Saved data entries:
"""

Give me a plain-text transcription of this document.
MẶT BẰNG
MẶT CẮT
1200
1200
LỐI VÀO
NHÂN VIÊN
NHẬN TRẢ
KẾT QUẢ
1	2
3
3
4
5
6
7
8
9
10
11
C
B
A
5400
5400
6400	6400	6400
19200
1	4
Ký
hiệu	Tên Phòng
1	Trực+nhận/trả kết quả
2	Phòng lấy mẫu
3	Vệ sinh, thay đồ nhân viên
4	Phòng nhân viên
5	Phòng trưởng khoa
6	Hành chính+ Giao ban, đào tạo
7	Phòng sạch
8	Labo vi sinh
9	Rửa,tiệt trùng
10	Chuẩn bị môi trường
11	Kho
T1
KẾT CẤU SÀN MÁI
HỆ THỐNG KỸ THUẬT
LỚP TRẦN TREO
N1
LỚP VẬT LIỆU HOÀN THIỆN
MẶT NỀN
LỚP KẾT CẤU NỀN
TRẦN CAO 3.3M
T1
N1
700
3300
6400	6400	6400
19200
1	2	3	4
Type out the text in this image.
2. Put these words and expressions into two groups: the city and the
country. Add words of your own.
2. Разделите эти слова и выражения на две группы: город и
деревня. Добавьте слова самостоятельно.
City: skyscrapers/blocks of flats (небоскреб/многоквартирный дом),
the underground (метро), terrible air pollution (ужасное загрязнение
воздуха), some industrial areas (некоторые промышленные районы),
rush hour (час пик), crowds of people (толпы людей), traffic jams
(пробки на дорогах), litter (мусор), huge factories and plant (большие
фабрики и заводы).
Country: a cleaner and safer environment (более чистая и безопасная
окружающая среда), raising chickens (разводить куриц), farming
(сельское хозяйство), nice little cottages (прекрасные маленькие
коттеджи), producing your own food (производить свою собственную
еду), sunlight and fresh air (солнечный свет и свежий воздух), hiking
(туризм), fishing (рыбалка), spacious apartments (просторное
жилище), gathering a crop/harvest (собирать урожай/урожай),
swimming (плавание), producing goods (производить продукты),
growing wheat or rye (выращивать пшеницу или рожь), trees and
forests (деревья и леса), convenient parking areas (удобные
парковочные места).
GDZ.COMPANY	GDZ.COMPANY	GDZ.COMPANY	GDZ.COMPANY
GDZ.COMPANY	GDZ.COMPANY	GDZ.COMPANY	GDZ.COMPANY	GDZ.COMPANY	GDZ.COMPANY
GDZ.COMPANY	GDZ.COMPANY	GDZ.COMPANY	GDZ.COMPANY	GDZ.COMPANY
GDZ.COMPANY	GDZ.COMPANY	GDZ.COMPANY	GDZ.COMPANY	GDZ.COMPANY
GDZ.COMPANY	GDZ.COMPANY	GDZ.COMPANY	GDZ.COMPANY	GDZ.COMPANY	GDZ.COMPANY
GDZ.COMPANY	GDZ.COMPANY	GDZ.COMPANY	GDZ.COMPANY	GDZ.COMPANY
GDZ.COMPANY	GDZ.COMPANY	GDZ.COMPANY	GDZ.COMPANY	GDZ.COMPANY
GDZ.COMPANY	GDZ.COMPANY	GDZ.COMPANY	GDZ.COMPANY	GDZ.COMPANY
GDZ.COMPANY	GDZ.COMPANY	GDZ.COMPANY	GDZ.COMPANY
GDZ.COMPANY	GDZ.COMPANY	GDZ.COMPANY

"""

What needs to be done:
Quote each line of the data above exactly as written.

Written reply:
Give me a plain-text transcription of this document.
MẶT BẰNG
MẶT CẮT
1200
1200
LỐI VÀO
NHÂN VIÊN
NHẬN TRẢ
KẾT QUẢ
1	2
3
3
4
5
6
7
8
9
10
11
C
B
A
5400
5400
6400	6400	6400
19200
1	4
Ký
hiệu	Tên Phòng
1	Trực+nhận/trả kết quả
2	Phòng lấy mẫu
3	Vệ sinh, thay đồ nhân viên
4	Phòng nhân viên
5	Phòng trưởng khoa
6	Hành chính+ Giao ban, đào tạo
7	Phòng sạch
8	Labo vi sinh
9	Rửa,tiệt trùng
10	Chuẩn bị môi trường
11	Kho
T1
KẾT CẤU SÀN MÁI
HỆ THỐNG KỸ THUẬT
LỚP TRẦN TREO
N1
LỚP VẬT LIỆU HOÀN THIỆN
MẶT NỀN
LỚP KẾT CẤU NỀN
TRẦN CAO 3.3M
T1
N1
700
3300
6400	6400	6400
19200
1	2	3	4
Type out the text in this image.
2. Put these words and expressions into two groups: the city and the
country. Add words of your own.
2. Разделите эти слова и выражения на две группы: город и
деревня. Добавьте слова самостоятельно.
City: skyscrapers/blocks of flats (небоскреб/многоквартирный дом),
the underground (метро), terrible air pollution (ужасное загрязнение
воздуха), some industrial areas (некоторые промышленные районы),
rush hour (час пик), crowds of people (толпы людей), traffic jams
(пробки на дорогах), litter (мусор), huge factories and plant (большие
фабрики и заводы).
Country: a cleaner and safer environment (более чистая и безопасная
окружающая среда), raising chickens (разводить куриц), farming
(сельское хозяйство), nice little cottages (прекрасные маленькие
коттеджи), producing your own food (производить свою собственную
еду), sunlight and fresh air (солнечный свет и свежий воздух), hiking
(туризм), fishing (рыбалка), spacious apartments (просторное
жилище), gathering a crop/harvest (собирать урожай/урожай),
swimming (плавание), producing goods (производить продукты),
growing wheat or rye (выращивать пшеницу или рожь), trees and
forests (деревья и леса), convenient parking areas (удобные
парковочные места).
GDZ.COMPANY	GDZ.COMPANY	GDZ.COMPANY	GDZ.COMPANY
GDZ.COMPANY	GDZ.COMPANY	GDZ.COMPANY	GDZ.COMPANY	GDZ.COMPANY	GDZ.COMPANY
GDZ.COMPANY	GDZ.COMPANY	GDZ.COMPANY	GDZ.COMPANY	GDZ.COMPANY
GDZ.COMPANY	GDZ.COMPANY	GDZ.COMPANY	GDZ.COMPANY	GDZ.COMPANY
GDZ.COMPANY	GDZ.COMPANY	GDZ.COMPANY	GDZ.COMPANY	GDZ.COMPANY	GDZ.COMPANY
GDZ.COMPANY	GDZ.COMPANY	GDZ.COMPANY	GDZ.COMPANY	GDZ.COMPANY
GDZ.COMPANY	GDZ.COMPANY	GDZ.COMPANY	GDZ.COMPANY	GDZ.COMPANY
GDZ.COMPANY	GDZ.COMPANY	GDZ.COMPANY	GDZ.COMPANY	GDZ.COMPANY
GDZ.COMPANY	GDZ.COMPANY	GDZ.COMPANY	GDZ.COMPANY
GDZ.COMPANY	GDZ.COMPANY	GDZ.COMPANY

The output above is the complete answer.